Exercise aim —
Return each entry exactly, omitting nothing.

****************************************

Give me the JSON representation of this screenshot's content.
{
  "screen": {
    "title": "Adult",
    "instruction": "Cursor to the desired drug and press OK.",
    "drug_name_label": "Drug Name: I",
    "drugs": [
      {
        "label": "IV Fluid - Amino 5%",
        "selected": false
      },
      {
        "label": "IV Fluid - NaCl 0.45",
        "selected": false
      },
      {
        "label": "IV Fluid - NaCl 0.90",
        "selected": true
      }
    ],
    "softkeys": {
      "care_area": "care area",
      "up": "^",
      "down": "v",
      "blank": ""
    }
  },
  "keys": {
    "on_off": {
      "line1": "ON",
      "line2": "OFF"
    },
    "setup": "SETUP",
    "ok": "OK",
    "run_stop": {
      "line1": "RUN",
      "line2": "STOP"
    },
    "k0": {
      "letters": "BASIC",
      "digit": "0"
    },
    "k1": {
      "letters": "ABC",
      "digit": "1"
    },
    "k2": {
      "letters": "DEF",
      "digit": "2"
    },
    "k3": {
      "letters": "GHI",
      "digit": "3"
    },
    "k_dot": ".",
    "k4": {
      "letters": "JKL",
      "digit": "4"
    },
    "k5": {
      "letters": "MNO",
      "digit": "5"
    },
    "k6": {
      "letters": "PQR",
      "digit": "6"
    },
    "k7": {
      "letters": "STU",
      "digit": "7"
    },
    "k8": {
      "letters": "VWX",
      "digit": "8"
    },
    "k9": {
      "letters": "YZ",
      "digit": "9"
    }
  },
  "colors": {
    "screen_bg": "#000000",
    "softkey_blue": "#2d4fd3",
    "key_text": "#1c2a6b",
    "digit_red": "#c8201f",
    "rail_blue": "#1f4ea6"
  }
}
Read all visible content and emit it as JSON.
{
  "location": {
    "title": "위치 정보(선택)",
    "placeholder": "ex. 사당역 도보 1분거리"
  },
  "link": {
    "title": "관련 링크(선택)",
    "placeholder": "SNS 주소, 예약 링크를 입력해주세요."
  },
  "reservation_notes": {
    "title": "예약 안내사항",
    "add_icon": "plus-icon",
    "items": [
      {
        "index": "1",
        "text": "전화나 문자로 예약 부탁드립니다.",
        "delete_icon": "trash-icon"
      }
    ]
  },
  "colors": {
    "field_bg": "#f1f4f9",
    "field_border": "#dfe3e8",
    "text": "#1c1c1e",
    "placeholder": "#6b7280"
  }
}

****************************************

In response —
Give me the JSON representation of this screenshot's content.
{
  "screen": {
    "title": "Adult",
    "instruction": "Cursor to the desired drug and press OK.",
    "drug_name_label": "Drug Name: I",
    "drugs": [
      {
        "label": "IV Fluid - Amino 5%",
        "selected": false
      },
      {
        "label": "IV Fluid - NaCl 0.45",
        "selected": false
      },
      {
        "label": "IV Fluid - NaCl 0.90",
        "selected": true
      }
    ],
    "softkeys": {
      "care_area": "care area",
      "up": "^",
      "down": "v",
      "blank": ""
    }
  },
  "keys": {
    "on_off": {
      "line1": "ON",
      "line2": "OFF"
    },
    "setup": "SETUP",
    "ok": "OK",
    "run_stop": {
      "line1": "RUN",
      "line2": "STOP"
    },
    "k0": {
      "letters": "BASIC",
      "digit": "0"
    },
    "k1": {
      "letters": "ABC",
      "digit": "1"
    },
    "k2": {
      "letters": "DEF",
      "digit": "2"
    },
    "k3": {
      "letters": "GHI",
      "digit": "3"
    },
    "k_dot": ".",
    "k4": {
      "letters": "JKL",
      "digit": "4"
    },
    "k5": {
      "letters": "MNO",
      "digit": "5"
    },
    "k6": {
      "letters": "PQR",
      "digit": "6"
    },
    "k7": {
      "letters": "STU",
      "digit": "7"
    },
    "k8": {
      "letters": "VWX",
      "digit": "8"
    },
    "k9": {
      "letters": "YZ",
      "digit": "9"
    }
  },
  "colors": {
    "screen_bg": "#000000",
    "softkey_blue": "#2d4fd3",
    "key_text": "#1c2a6b",
    "digit_red": "#c8201f",
    "rail_blue": "#1f4ea6"
  }
}
Read all visible content and emit it as JSON.
{
  "location": {
    "title": "위치 정보(선택)",
    "placeholder": "ex. 사당역 도보 1분거리"
  },
  "link": {
    "title": "관련 링크(선택)",
    "placeholder": "SNS 주소, 예약 링크를 입력해주세요."
  },
  "reservation_notes": {
    "title": "예약 안내사항",
    "add_icon": "plus-icon",
    "items": [
      {
        "index": "1",
        "text": "전화나 문자로 예약 부탁드립니다.",
        "delete_icon": "trash-icon"
      }
    ]
  },
  "colors": {
    "field_bg": "#f1f4f9",
    "field_border": "#dfe3e8",
    "text": "#1c1c1e",
    "placeholder": "#6b7280"
  }
}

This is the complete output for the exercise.